• _Work to complete_
From the listing below, pull out all lines with "精装修烟机配套项目" in them.

Saved data entries:
** Begin **

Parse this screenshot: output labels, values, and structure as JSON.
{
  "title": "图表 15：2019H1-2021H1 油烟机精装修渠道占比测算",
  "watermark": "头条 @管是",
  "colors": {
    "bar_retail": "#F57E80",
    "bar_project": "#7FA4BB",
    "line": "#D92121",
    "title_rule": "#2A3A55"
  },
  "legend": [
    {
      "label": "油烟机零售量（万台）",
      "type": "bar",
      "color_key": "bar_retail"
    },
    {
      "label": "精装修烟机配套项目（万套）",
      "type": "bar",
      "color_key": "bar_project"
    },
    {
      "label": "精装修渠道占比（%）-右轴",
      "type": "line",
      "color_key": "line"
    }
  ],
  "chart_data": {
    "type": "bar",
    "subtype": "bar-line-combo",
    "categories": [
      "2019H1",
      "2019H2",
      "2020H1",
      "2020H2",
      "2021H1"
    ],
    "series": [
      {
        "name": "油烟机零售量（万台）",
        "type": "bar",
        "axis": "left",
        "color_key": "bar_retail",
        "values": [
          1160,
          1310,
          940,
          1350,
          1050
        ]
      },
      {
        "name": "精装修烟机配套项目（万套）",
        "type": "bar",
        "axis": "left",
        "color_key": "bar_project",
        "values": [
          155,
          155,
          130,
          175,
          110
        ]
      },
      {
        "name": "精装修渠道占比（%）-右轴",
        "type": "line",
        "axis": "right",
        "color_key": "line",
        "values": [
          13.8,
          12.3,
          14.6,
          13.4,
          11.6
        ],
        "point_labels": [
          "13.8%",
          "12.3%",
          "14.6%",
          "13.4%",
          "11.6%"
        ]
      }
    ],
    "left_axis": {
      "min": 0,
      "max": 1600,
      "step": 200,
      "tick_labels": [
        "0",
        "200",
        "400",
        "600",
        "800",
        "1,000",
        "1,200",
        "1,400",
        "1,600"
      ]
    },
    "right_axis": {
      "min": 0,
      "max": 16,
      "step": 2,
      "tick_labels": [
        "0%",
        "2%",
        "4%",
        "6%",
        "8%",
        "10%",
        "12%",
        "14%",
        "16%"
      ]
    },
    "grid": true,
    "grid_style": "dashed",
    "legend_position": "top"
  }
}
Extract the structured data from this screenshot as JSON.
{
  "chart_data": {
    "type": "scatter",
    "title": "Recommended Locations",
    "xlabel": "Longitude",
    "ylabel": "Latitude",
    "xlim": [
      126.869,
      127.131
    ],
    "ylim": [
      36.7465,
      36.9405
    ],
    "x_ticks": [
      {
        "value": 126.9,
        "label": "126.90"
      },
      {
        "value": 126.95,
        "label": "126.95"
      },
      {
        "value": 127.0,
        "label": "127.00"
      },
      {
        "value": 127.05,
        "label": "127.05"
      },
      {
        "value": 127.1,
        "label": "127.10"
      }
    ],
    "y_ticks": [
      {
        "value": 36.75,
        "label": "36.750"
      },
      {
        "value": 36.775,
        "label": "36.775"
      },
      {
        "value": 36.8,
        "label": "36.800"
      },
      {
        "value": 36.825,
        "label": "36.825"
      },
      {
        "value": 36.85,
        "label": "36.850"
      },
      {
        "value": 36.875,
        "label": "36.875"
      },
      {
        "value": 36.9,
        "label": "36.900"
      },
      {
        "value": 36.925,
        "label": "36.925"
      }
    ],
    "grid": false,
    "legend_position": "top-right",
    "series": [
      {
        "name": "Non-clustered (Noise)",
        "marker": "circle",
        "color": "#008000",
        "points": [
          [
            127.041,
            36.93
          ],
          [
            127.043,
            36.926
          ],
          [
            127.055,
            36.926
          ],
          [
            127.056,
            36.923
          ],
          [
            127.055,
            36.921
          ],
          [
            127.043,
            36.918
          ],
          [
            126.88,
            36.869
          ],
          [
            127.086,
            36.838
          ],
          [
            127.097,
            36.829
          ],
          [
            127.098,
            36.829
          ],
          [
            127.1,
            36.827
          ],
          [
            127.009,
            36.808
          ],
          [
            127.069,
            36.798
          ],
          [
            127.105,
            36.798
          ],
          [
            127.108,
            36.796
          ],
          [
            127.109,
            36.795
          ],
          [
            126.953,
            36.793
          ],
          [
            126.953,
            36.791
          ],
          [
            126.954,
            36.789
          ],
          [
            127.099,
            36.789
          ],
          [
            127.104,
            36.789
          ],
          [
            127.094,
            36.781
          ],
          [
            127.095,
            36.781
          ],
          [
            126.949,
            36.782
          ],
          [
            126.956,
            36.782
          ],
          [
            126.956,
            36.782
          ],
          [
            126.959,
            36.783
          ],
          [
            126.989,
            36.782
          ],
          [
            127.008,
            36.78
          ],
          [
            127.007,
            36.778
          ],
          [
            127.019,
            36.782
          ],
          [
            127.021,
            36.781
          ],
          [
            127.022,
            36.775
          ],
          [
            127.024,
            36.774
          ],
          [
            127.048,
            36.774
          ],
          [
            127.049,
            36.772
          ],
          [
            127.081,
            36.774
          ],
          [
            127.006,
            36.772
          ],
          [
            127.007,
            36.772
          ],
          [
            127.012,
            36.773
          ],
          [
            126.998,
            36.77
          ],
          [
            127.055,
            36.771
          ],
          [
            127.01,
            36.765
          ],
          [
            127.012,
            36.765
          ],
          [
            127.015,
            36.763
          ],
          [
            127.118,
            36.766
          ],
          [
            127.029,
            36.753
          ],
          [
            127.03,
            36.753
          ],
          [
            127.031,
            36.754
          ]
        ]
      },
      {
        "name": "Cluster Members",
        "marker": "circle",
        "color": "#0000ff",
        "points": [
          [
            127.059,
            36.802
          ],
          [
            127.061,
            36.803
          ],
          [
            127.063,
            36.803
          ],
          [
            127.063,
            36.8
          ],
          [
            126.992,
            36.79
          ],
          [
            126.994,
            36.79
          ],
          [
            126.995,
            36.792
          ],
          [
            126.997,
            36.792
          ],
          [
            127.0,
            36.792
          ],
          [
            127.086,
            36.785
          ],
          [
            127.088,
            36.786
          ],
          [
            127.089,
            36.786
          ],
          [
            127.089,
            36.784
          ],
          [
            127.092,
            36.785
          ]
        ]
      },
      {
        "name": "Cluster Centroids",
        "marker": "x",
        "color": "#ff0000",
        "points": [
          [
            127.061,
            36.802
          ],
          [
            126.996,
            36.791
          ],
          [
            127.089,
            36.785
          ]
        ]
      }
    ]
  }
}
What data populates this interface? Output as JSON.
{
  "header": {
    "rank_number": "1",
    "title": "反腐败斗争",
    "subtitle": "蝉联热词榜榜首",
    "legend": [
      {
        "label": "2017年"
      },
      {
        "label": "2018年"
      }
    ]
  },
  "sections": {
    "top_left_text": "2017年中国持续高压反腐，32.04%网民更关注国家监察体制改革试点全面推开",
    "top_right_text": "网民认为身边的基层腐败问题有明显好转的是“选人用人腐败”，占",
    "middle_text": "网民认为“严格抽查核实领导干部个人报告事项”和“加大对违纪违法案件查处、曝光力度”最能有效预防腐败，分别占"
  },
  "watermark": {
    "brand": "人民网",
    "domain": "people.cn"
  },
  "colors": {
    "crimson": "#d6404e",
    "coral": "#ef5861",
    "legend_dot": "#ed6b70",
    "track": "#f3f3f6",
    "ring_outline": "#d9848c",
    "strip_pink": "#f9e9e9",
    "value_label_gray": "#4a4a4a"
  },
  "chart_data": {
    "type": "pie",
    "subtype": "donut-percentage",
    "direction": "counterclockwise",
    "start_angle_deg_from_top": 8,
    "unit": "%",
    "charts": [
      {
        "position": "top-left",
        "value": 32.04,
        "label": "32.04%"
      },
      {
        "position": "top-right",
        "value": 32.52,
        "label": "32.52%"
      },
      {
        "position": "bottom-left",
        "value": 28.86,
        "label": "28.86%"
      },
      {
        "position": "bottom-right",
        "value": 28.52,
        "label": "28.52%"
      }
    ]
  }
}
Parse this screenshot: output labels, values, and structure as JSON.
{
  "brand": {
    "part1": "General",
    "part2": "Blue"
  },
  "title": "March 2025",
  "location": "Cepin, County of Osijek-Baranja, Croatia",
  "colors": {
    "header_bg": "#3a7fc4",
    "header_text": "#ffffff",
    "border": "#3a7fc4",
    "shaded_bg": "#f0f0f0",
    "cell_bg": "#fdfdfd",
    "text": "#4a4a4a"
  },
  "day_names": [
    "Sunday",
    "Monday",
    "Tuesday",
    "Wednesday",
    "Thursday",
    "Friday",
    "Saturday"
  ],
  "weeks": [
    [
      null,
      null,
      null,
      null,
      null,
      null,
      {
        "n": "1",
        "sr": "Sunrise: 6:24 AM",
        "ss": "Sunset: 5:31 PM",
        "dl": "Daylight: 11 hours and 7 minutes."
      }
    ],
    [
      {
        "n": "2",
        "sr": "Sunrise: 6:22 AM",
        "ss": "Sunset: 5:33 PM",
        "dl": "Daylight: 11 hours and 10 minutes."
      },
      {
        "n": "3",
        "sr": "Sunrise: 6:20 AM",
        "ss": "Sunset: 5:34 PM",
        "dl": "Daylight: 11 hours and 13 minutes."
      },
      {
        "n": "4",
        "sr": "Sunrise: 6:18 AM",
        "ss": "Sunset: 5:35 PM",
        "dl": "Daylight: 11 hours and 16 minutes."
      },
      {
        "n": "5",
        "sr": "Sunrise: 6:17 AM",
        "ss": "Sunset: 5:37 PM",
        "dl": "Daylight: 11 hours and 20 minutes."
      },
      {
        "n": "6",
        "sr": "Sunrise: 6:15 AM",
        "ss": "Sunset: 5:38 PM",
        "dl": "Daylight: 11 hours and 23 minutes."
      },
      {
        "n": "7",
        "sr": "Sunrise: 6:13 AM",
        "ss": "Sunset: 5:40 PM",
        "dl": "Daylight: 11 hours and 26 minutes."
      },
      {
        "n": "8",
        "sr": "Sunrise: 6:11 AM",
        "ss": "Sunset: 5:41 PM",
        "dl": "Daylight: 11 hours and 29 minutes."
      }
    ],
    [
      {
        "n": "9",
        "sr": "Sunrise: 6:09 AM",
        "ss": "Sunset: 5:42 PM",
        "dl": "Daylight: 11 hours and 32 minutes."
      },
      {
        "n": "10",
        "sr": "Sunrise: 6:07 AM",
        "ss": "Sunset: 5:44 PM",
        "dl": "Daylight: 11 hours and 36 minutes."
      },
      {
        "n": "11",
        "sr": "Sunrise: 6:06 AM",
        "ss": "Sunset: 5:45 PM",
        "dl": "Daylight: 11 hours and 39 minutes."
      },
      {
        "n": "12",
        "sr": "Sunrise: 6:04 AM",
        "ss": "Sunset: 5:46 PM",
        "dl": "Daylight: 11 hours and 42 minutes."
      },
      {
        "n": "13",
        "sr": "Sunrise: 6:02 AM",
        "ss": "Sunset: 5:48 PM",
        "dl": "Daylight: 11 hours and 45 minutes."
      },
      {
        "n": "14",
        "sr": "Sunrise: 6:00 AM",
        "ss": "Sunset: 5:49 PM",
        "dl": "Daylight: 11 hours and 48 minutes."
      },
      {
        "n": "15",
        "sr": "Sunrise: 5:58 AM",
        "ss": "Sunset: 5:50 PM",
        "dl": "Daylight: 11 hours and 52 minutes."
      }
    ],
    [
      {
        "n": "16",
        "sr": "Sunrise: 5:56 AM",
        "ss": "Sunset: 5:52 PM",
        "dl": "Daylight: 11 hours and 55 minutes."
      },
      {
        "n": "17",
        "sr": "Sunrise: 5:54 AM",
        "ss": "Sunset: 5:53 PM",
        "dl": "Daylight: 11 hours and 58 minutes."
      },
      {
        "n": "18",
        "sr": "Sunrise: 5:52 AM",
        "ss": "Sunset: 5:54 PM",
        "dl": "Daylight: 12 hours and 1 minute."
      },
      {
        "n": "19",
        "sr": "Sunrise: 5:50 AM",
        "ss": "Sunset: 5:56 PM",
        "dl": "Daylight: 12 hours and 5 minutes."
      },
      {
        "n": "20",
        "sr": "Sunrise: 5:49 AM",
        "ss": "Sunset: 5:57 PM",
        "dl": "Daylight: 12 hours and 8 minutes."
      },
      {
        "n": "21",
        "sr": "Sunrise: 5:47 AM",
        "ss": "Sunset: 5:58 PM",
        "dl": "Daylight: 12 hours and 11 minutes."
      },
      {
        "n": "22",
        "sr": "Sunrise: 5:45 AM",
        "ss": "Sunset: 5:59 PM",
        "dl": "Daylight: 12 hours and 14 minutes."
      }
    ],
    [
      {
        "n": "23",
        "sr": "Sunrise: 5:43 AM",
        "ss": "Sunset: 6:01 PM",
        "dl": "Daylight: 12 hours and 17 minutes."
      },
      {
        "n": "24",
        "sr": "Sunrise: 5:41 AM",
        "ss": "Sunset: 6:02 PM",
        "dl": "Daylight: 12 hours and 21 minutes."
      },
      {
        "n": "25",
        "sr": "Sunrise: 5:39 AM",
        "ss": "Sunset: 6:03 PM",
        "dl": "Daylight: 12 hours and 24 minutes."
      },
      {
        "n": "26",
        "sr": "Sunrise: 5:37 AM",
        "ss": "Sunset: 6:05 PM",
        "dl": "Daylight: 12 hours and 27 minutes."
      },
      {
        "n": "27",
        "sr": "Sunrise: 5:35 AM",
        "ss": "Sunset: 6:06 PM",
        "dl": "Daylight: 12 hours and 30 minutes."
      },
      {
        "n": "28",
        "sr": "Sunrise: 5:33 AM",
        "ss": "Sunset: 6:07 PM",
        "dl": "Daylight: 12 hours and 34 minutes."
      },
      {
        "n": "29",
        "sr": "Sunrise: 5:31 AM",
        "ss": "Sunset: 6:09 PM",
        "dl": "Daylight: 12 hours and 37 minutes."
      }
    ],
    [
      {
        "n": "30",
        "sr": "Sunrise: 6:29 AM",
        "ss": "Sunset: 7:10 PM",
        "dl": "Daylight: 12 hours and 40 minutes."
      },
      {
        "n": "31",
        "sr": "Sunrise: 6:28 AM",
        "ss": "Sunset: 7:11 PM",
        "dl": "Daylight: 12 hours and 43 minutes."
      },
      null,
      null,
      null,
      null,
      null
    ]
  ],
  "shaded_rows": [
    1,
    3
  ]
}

** End **

• _Output of the exercise_
      "label": "精装修烟机配套项目（万套）",
        "name": "精装修烟机配套项目（万套）",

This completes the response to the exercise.